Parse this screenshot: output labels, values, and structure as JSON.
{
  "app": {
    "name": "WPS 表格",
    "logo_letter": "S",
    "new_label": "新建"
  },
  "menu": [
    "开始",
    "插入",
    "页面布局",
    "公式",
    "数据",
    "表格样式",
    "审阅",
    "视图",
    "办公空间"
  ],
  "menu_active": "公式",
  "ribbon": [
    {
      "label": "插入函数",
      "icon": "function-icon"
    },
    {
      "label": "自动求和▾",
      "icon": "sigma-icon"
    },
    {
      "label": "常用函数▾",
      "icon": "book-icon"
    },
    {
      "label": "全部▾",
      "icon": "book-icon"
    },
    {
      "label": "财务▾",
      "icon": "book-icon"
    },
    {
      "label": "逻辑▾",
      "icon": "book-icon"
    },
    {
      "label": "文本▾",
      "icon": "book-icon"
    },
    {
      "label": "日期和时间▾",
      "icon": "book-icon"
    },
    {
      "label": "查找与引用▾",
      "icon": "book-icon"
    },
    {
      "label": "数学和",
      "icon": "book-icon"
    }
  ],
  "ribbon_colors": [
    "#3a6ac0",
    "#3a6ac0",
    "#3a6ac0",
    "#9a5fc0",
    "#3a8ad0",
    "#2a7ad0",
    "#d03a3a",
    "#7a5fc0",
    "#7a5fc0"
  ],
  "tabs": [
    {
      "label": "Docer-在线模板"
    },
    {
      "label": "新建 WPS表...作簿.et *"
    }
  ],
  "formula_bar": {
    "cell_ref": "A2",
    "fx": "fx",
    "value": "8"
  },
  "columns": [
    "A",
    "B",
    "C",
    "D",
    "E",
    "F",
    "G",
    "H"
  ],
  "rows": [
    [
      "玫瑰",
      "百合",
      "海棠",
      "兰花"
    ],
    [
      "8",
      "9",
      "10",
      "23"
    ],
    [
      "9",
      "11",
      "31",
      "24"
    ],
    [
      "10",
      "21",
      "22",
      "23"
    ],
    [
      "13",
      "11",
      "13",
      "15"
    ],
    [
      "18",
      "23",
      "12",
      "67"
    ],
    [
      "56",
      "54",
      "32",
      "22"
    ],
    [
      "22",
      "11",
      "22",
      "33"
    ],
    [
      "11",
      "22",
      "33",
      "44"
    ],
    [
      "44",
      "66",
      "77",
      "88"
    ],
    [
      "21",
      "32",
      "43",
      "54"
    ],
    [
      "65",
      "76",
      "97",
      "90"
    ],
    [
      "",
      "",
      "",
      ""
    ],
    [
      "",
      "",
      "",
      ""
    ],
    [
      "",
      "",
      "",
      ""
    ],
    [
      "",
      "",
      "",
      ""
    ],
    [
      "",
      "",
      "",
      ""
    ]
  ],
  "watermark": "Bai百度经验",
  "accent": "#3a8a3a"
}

### EXERCISE DIRECTIONS
Output every line above without altering anything.

### RESPONSE TO THIS TASK
Parse this screenshot: output labels, values, and structure as JSON.
{
  "app": {
    "name": "WPS 表格",
    "logo_letter": "S",
    "new_label": "新建"
  },
  "menu": [
    "开始",
    "插入",
    "页面布局",
    "公式",
    "数据",
    "表格样式",
    "审阅",
    "视图",
    "办公空间"
  ],
  "menu_active": "公式",
  "ribbon": [
    {
      "label": "插入函数",
      "icon": "function-icon"
    },
    {
      "label": "自动求和▾",
      "icon": "sigma-icon"
    },
    {
      "label": "常用函数▾",
      "icon": "book-icon"
    },
    {
      "label": "全部▾",
      "icon": "book-icon"
    },
    {
      "label": "财务▾",
      "icon": "book-icon"
    },
    {
      "label": "逻辑▾",
      "icon": "book-icon"
    },
    {
      "label": "文本▾",
      "icon": "book-icon"
    },
    {
      "label": "日期和时间▾",
      "icon": "book-icon"
    },
    {
      "label": "查找与引用▾",
      "icon": "book-icon"
    },
    {
      "label": "数学和",
      "icon": "book-icon"
    }
  ],
  "ribbon_colors": [
    "#3a6ac0",
    "#3a6ac0",
    "#3a6ac0",
    "#9a5fc0",
    "#3a8ad0",
    "#2a7ad0",
    "#d03a3a",
    "#7a5fc0",
    "#7a5fc0"
  ],
  "tabs": [
    {
      "label": "Docer-在线模板"
    },
    {
      "label": "新建 WPS表...作簿.et *"
    }
  ],
  "formula_bar": {
    "cell_ref": "A2",
    "fx": "fx",
    "value": "8"
  },
  "columns": [
    "A",
    "B",
    "C",
    "D",
    "E",
    "F",
    "G",
    "H"
  ],
  "rows": [
    [
      "玫瑰",
      "百合",
      "海棠",
      "兰花"
    ],
    [
      "8",
      "9",
      "10",
      "23"
    ],
    [
      "9",
      "11",
      "31",
      "24"
    ],
    [
      "10",
      "21",
      "22",
      "23"
    ],
    [
      "13",
      "11",
      "13",
      "15"
    ],
    [
      "18",
      "23",
      "12",
      "67"
    ],
    [
      "56",
      "54",
      "32",
      "22"
    ],
    [
      "22",
      "11",
      "22",
      "33"
    ],
    [
      "11",
      "22",
      "33",
      "44"
    ],
    [
      "44",
      "66",
      "77",
      "88"
    ],
    [
      "21",
      "32",
      "43",
      "54"
    ],
    [
      "65",
      "76",
      "97",
      "90"
    ],
    [
      "",
      "",
      "",
      ""
    ],
    [
      "",
      "",
      "",
      ""
    ],
    [
      "",
      "",
      "",
      ""
    ],
    [
      "",
      "",
      "",
      ""
    ],
    [
      "",
      "",
      "",
      ""
    ]
  ],
  "watermark": "Bai百度经验",
  "accent": "#3a8a3a"
}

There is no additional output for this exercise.